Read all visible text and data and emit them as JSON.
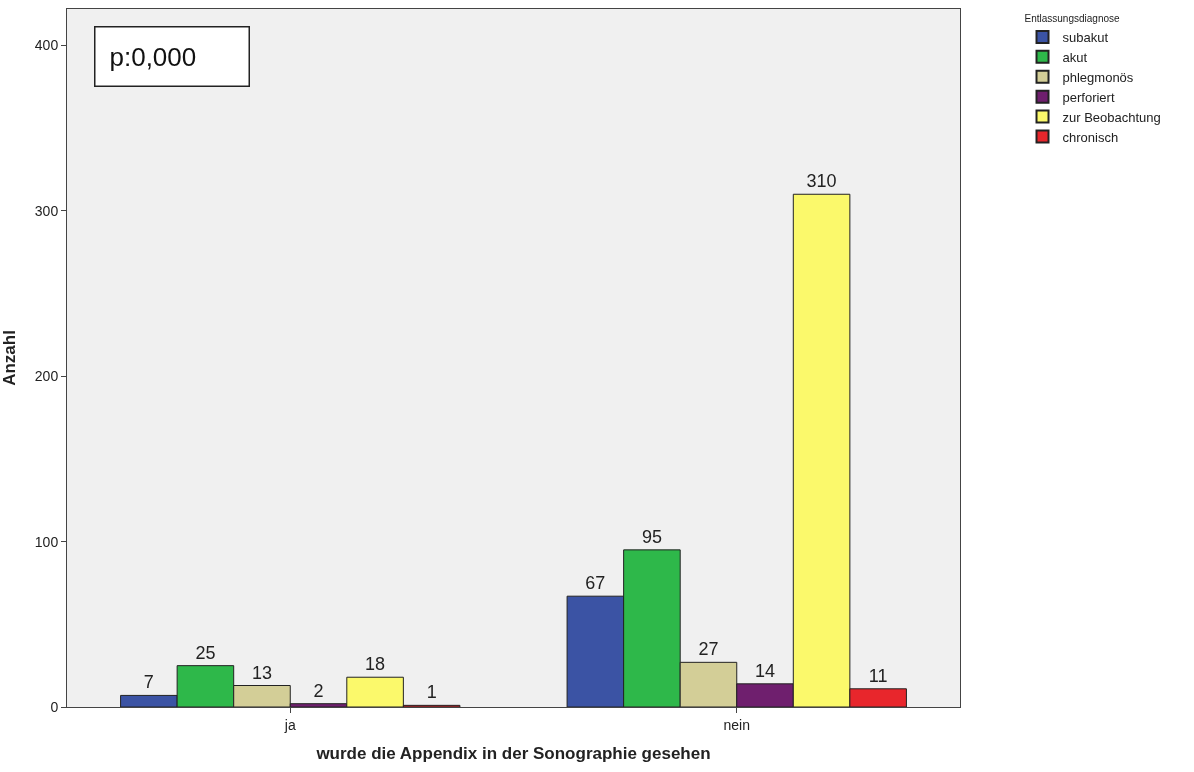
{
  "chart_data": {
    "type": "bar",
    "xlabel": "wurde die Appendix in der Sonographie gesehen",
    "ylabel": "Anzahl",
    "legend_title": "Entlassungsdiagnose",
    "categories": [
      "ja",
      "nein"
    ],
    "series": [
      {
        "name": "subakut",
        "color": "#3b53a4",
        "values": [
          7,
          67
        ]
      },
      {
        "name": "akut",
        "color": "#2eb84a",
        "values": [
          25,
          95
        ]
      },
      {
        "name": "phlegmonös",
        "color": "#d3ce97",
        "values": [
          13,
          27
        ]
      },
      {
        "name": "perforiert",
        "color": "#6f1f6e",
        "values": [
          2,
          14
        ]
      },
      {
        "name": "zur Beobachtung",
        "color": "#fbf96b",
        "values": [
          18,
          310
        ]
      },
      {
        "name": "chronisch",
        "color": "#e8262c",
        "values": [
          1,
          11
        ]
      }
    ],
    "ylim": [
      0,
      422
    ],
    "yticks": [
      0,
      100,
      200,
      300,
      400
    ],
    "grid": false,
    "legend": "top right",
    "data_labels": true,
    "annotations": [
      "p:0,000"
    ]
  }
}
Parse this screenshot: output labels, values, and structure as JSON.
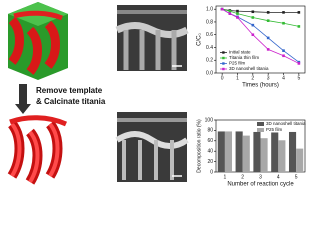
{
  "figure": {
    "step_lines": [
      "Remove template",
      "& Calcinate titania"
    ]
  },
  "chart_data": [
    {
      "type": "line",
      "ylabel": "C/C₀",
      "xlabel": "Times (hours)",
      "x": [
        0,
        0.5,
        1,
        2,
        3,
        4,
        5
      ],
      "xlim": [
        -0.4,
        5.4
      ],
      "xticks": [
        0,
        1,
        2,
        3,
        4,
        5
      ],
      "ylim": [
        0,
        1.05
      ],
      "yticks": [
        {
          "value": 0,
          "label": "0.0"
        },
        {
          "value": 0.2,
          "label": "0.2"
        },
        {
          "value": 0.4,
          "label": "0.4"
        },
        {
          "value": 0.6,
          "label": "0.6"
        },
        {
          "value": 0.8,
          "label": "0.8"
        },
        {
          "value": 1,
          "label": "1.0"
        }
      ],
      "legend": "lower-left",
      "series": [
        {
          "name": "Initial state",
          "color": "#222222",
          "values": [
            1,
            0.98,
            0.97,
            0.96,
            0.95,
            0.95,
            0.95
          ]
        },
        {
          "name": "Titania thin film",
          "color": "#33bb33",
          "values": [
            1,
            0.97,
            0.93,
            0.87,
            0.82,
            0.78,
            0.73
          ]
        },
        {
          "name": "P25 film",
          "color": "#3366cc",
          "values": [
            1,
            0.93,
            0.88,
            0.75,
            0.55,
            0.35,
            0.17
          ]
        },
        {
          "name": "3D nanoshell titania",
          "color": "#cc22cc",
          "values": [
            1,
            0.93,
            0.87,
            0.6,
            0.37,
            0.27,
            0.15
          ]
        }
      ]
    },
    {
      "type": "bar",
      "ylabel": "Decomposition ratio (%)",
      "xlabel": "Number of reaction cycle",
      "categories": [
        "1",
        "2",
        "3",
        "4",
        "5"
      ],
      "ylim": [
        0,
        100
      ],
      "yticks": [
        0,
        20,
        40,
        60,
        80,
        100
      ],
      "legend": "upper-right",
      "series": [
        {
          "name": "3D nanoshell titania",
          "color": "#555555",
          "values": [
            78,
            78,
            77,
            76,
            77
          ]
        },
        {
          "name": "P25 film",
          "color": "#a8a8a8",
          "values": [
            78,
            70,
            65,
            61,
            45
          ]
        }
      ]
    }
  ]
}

### [REQUIREMENT]
Set down the complete material exactly, but do not include the images.

### [CORRECT RESULT]
Read all visible text and data and emit them as JSON.
{
  "chart_data": {
    "type": "bar",
    "xlabel": "wurde die Appendix in der Sonographie gesehen",
    "ylabel": "Anzahl",
    "legend_title": "Entlassungsdiagnose",
    "categories": [
      "ja",
      "nein"
    ],
    "series": [
      {
        "name": "subakut",
        "color": "#3b53a4",
        "values": [
          7,
          67
        ]
      },
      {
        "name": "akut",
        "color": "#2eb84a",
        "values": [
          25,
          95
        ]
      },
      {
        "name": "phlegmonös",
        "color": "#d3ce97",
        "values": [
          13,
          27
        ]
      },
      {
        "name": "perforiert",
        "color": "#6f1f6e",
        "values": [
          2,
          14
        ]
      },
      {
        "name": "zur Beobachtung",
        "color": "#fbf96b",
        "values": [
          18,
          310
        ]
      },
      {
        "name": "chronisch",
        "color": "#e8262c",
        "values": [
          1,
          11
        ]
      }
    ],
    "ylim": [
      0,
      422
    ],
    "yticks": [
      0,
      100,
      200,
      300,
      400
    ],
    "grid": false,
    "legend": "top right",
    "data_labels": true,
    "annotations": [
      "p:0,000"
    ]
  }
}
Parse this screenshot: output labels, values, and structure as JSON.
{
  "figure": {
    "step_lines": [
      "Remove template",
      "& Calcinate titania"
    ]
  },
  "chart_data": [
    {
      "type": "line",
      "ylabel": "C/C₀",
      "xlabel": "Times (hours)",
      "x": [
        0,
        0.5,
        1,
        2,
        3,
        4,
        5
      ],
      "xlim": [
        -0.4,
        5.4
      ],
      "xticks": [
        0,
        1,
        2,
        3,
        4,
        5
      ],
      "ylim": [
        0,
        1.05
      ],
      "yticks": [
        {
          "value": 0,
          "label": "0.0"
        },
        {
          "value": 0.2,
          "label": "0.2"
        },
        {
          "value": 0.4,
          "label": "0.4"
        },
        {
          "value": 0.6,
          "label": "0.6"
        },
        {
          "value": 0.8,
          "label": "0.8"
        },
        {
          "value": 1,
          "label": "1.0"
        }
      ],
      "legend": "lower-left",
      "series": [
        {
          "name": "Initial state",
          "color": "#222222",
          "values": [
            1,
            0.98,
            0.97,
            0.96,
            0.95,
            0.95,
            0.95
          ]
        },
        {
          "name": "Titania thin film",
          "color": "#33bb33",
          "values": [
            1,
            0.97,
            0.93,
            0.87,
            0.82,
            0.78,
            0.73
          ]
        },
        {
          "name": "P25 film",
          "color": "#3366cc",
          "values": [
            1,
            0.93,
            0.88,
            0.75,
            0.55,
            0.35,
            0.17
          ]
        },
        {
          "name": "3D nanoshell titania",
          "color": "#cc22cc",
          "values": [
            1,
            0.93,
            0.87,
            0.6,
            0.37,
            0.27,
            0.15
          ]
        }
      ]
    },
    {
      "type": "bar",
      "ylabel": "Decomposition ratio (%)",
      "xlabel": "Number of reaction cycle",
      "categories": [
        "1",
        "2",
        "3",
        "4",
        "5"
      ],
      "ylim": [
        0,
        100
      ],
      "yticks": [
        0,
        20,
        40,
        60,
        80,
        100
      ],
      "legend": "upper-right",
      "series": [
        {
          "name": "3D nanoshell titania",
          "color": "#555555",
          "values": [
            78,
            78,
            77,
            76,
            77
          ]
        },
        {
          "name": "P25 film",
          "color": "#a8a8a8",
          "values": [
            78,
            70,
            65,
            61,
            45
          ]
        }
      ]
    }
  ]
}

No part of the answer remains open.